__What is needed__:
Every record below is to be retyped exactly.
[BEGIN Given data]
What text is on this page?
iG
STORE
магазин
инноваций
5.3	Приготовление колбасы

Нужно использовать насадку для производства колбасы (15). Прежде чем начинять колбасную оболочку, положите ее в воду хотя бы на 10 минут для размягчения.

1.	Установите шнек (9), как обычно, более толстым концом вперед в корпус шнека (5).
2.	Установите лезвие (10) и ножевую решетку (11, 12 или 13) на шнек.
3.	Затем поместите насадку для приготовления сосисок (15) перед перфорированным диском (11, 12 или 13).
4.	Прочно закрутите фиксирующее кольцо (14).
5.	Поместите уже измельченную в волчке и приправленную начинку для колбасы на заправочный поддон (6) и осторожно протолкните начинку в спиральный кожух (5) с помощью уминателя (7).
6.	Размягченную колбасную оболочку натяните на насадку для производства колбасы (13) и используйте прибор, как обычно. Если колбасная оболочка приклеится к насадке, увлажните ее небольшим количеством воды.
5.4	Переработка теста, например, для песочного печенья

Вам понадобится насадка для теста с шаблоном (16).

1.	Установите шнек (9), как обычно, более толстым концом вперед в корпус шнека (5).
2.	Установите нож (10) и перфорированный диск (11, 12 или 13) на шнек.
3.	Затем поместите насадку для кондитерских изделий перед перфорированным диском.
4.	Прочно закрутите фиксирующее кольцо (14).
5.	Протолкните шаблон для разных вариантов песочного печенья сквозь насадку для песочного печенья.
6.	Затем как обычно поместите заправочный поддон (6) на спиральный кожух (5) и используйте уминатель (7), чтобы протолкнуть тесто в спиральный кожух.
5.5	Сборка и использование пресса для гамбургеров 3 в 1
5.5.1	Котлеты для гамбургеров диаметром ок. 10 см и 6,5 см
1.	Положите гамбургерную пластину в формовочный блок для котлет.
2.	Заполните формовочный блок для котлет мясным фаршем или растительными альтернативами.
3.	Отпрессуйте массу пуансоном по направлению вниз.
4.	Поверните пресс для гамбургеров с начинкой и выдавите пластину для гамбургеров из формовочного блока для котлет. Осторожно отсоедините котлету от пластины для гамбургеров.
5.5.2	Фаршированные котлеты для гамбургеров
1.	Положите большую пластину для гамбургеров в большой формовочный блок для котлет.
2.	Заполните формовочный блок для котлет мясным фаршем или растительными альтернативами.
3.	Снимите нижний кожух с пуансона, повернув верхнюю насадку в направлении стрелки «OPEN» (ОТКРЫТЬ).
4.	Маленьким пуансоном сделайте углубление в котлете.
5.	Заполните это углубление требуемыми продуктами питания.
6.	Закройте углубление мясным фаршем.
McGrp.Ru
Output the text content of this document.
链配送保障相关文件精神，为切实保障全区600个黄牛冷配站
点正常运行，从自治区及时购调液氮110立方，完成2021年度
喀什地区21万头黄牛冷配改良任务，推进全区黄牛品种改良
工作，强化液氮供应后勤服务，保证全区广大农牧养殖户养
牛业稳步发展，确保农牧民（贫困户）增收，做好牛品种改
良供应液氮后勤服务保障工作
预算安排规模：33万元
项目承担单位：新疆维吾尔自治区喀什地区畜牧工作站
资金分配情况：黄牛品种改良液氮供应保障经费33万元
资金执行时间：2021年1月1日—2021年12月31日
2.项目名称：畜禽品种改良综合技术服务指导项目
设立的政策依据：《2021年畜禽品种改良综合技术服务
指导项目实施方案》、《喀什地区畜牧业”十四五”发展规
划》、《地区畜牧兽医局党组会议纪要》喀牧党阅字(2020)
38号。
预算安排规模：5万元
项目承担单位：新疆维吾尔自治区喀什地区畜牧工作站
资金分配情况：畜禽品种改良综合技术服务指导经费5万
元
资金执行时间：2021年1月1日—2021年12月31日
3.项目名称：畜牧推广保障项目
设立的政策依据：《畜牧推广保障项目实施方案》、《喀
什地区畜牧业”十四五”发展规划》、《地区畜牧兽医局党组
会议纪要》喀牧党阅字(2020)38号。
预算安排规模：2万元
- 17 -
[END Given data]
__Final answer__:
What text is on this page?
iG
STORE
магазин
инноваций
5.3	Приготовление колбасы

Нужно использовать насадку для производства колбасы (15). Прежде чем начинять колбасную оболочку, положите ее в воду хотя бы на 10 минут для размягчения.

1.	Установите шнек (9), как обычно, более толстым концом вперед в корпус шнека (5).
2.	Установите лезвие (10) и ножевую решетку (11, 12 или 13) на шнек.
3.	Затем поместите насадку для приготовления сосисок (15) перед перфорированным диском (11, 12 или 13).
4.	Прочно закрутите фиксирующее кольцо (14).
5.	Поместите уже измельченную в волчке и приправленную начинку для колбасы на заправочный поддон (6) и осторожно протолкните начинку в спиральный кожух (5) с помощью уминателя (7).
6.	Размягченную колбасную оболочку натяните на насадку для производства колбасы (13) и используйте прибор, как обычно. Если колбасная оболочка приклеится к насадке, увлажните ее небольшим количеством воды.
5.4	Переработка теста, например, для песочного печенья

Вам понадобится насадка для теста с шаблоном (16).

1.	Установите шнек (9), как обычно, более толстым концом вперед в корпус шнека (5).
2.	Установите нож (10) и перфорированный диск (11, 12 или 13) на шнек.
3.	Затем поместите насадку для кондитерских изделий перед перфорированным диском.
4.	Прочно закрутите фиксирующее кольцо (14).
5.	Протолкните шаблон для разных вариантов песочного печенья сквозь насадку для песочного печенья.
6.	Затем как обычно поместите заправочный поддон (6) на спиральный кожух (5) и используйте уминатель (7), чтобы протолкнуть тесто в спиральный кожух.
5.5	Сборка и использование пресса для гамбургеров 3 в 1
5.5.1	Котлеты для гамбургеров диаметром ок. 10 см и 6,5 см
1.	Положите гамбургерную пластину в формовочный блок для котлет.
2.	Заполните формовочный блок для котлет мясным фаршем или растительными альтернативами.
3.	Отпрессуйте массу пуансоном по направлению вниз.
4.	Поверните пресс для гамбургеров с начинкой и выдавите пластину для гамбургеров из формовочного блока для котлет. Осторожно отсоедините котлету от пластины для гамбургеров.
5.5.2	Фаршированные котлеты для гамбургеров
1.	Положите большую пластину для гамбургеров в большой формовочный блок для котлет.
2.	Заполните формовочный блок для котлет мясным фаршем или растительными альтернативами.
3.	Снимите нижний кожух с пуансона, повернув верхнюю насадку в направлении стрелки «OPEN» (ОТКРЫТЬ).
4.	Маленьким пуансоном сделайте углубление в котлете.
5.	Заполните это углубление требуемыми продуктами питания.
6.	Закройте углубление мясным фаршем.
McGrp.Ru
Output the text content of this document.
链配送保障相关文件精神，为切实保障全区600个黄牛冷配站
点正常运行，从自治区及时购调液氮110立方，完成2021年度
喀什地区21万头黄牛冷配改良任务，推进全区黄牛品种改良
工作，强化液氮供应后勤服务，保证全区广大农牧养殖户养
牛业稳步发展，确保农牧民（贫困户）增收，做好牛品种改
良供应液氮后勤服务保障工作
预算安排规模：33万元
项目承担单位：新疆维吾尔自治区喀什地区畜牧工作站
资金分配情况：黄牛品种改良液氮供应保障经费33万元
资金执行时间：2021年1月1日—2021年12月31日
2.项目名称：畜禽品种改良综合技术服务指导项目
设立的政策依据：《2021年畜禽品种改良综合技术服务
指导项目实施方案》、《喀什地区畜牧业”十四五”发展规
划》、《地区畜牧兽医局党组会议纪要》喀牧党阅字(2020)
38号。
预算安排规模：5万元
项目承担单位：新疆维吾尔自治区喀什地区畜牧工作站
资金分配情况：畜禽品种改良综合技术服务指导经费5万
元
资金执行时间：2021年1月1日—2021年12月31日
3.项目名称：畜牧推广保障项目
设立的政策依据：《畜牧推广保障项目实施方案》、《喀
什地区畜牧业”十四五”发展规划》、《地区畜牧兽医局党组
会议纪要》喀牧党阅字(2020)38号。
预算安排规模：2万元
- 17 -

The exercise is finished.